A Compendium Of People Saying The Klitschko Brothers’ Opponents Aren’t Trying

By putting this all in one place, I hoped it would illustrate the goofiness: With a quick search of the ‘net, I found writers or broadcasters claiming that 10 of the 11 opponents of Wladimir and Vitali Klitschko since 2008 weren’t trying to win. You can read it all after the jump.

I’ve always maintained that such a massive failure of effort is unlikely. Here those guys are, in the biggest fights of their lives, knowing that an upset win would turn them into overnight sensations in line for massive paydays after toppling one of the two best heavyweights in the world. Yet every one of them — except Albert Sosnowski, per my quick web search — has been accused of not even wanting that.

More likely? The Klitschkos are so good they make everyone LOOK LIKE they’re not trying. Their finely-honed styles are simple — jab, big right hand, little else — and maybe that’s deceptive. Maybe it creates the illusion that if someone just gave it a little more “oomph,” that boxer could beat one of the Klitschkos. Furthermore, the key element of what they do is to neutralize people. You can try one thing, or you can try another, or you can try another, but none of it has worked for the past nearly three years. Nothing like getting neutralized to make one look like he doesn’t want it bad enough.

So you’ll see people say, as they did about Shannon Briggs this past weekend, that if only he had jabbed more, he might have had a chance against Vitali. But he was trying to jab. It’s arguably the main thing he did. He just couldn’t land the jab, and in the meantime, he was getting pounded in return.

(Klitschko/not Klitschko/Klitschko. via)

The Klitschkos are simply too good compared to everyone else out there right now, and there’s no one on the horizon who poses much of a threat. There’s no real other explanation. Maybe some of their opponents have tried harder than others, but no way 10 of them didn’t try at all.

[Task to complete] Translate this sentence from the Klitschko article into Spanish: "I've always maintained that such a massive failure of effort is unlikely." The records that follow come from a separate source.

[Rows]

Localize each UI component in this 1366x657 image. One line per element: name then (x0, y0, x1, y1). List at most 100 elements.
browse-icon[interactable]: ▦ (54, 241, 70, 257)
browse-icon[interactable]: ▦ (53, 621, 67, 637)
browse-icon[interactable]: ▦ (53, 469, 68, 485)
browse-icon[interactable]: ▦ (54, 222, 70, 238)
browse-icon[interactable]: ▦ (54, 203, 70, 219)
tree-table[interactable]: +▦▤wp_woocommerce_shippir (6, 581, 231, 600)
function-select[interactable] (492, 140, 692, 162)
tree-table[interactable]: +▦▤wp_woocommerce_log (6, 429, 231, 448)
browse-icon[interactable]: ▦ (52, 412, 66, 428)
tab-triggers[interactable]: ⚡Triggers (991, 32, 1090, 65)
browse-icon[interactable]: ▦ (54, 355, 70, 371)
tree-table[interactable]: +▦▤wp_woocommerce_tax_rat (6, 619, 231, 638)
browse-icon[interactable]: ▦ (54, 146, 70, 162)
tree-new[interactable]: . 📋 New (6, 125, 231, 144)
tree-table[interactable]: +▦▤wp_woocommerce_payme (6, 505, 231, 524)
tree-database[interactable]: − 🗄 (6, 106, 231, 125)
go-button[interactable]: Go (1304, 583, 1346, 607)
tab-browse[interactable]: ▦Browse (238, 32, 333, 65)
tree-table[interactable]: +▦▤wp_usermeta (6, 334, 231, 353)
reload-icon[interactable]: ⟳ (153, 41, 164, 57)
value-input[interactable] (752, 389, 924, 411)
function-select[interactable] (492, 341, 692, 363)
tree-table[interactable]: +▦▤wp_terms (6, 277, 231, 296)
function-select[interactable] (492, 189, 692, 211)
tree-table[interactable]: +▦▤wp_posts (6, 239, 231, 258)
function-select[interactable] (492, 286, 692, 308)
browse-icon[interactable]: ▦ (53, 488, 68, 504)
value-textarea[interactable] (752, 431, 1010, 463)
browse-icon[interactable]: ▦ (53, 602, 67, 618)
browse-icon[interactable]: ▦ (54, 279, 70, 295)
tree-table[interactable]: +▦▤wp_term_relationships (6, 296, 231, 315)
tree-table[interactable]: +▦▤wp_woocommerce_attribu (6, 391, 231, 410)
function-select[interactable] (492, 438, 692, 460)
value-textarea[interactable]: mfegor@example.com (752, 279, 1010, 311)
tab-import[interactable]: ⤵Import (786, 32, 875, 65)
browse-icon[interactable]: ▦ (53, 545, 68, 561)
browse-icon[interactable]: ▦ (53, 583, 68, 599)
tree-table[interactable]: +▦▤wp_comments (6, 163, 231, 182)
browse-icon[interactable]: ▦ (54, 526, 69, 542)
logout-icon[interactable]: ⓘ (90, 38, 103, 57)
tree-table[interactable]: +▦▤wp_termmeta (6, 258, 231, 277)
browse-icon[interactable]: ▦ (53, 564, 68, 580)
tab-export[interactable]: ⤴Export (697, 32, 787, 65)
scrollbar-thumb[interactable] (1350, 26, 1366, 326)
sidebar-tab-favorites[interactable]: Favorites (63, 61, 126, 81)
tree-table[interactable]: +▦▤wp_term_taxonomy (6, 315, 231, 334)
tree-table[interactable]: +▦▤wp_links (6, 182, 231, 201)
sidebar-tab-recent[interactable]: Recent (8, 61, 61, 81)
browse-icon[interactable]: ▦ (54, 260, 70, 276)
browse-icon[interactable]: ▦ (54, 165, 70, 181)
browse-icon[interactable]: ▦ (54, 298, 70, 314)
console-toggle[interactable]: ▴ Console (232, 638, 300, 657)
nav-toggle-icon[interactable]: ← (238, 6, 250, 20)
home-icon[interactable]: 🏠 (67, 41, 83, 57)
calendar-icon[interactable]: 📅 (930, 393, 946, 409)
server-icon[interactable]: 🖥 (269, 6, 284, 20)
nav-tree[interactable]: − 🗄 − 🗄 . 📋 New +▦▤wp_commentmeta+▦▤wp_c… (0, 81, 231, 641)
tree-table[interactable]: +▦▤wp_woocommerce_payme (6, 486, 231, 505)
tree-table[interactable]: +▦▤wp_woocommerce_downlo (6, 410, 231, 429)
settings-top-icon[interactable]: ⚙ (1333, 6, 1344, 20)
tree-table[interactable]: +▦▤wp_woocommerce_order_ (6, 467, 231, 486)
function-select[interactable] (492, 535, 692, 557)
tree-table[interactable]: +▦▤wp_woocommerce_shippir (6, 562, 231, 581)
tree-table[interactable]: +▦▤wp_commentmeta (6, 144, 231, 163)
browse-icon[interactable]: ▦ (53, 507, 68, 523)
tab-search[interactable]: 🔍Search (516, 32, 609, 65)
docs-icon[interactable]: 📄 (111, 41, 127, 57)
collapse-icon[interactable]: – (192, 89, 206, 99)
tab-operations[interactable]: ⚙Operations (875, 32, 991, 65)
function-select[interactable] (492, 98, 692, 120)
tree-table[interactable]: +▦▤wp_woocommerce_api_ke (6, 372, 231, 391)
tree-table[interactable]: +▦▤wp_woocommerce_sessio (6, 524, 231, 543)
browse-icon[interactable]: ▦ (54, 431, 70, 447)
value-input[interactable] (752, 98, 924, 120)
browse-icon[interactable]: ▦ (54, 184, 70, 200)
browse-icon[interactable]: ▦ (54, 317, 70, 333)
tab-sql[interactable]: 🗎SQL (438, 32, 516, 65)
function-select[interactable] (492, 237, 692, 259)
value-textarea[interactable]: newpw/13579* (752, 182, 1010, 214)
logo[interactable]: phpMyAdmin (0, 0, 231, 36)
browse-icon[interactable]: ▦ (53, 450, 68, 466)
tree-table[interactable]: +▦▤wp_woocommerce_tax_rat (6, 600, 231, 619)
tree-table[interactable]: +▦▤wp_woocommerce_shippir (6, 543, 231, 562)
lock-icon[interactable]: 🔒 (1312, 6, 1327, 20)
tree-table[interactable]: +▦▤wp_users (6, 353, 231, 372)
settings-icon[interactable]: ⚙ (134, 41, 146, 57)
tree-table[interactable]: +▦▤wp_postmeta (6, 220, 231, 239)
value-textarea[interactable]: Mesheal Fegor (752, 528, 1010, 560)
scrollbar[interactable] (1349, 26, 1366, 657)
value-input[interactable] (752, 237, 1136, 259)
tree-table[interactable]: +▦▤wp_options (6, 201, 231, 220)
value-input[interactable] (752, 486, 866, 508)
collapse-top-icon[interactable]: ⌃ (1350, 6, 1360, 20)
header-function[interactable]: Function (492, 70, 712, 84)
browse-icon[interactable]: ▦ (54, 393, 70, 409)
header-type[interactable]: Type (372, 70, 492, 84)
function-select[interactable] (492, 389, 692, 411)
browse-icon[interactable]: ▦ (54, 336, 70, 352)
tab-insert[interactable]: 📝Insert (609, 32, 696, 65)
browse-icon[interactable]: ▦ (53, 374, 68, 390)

[Reply] Siempre he sostenido que una falta de esfuerzo tan enorme es poco probable.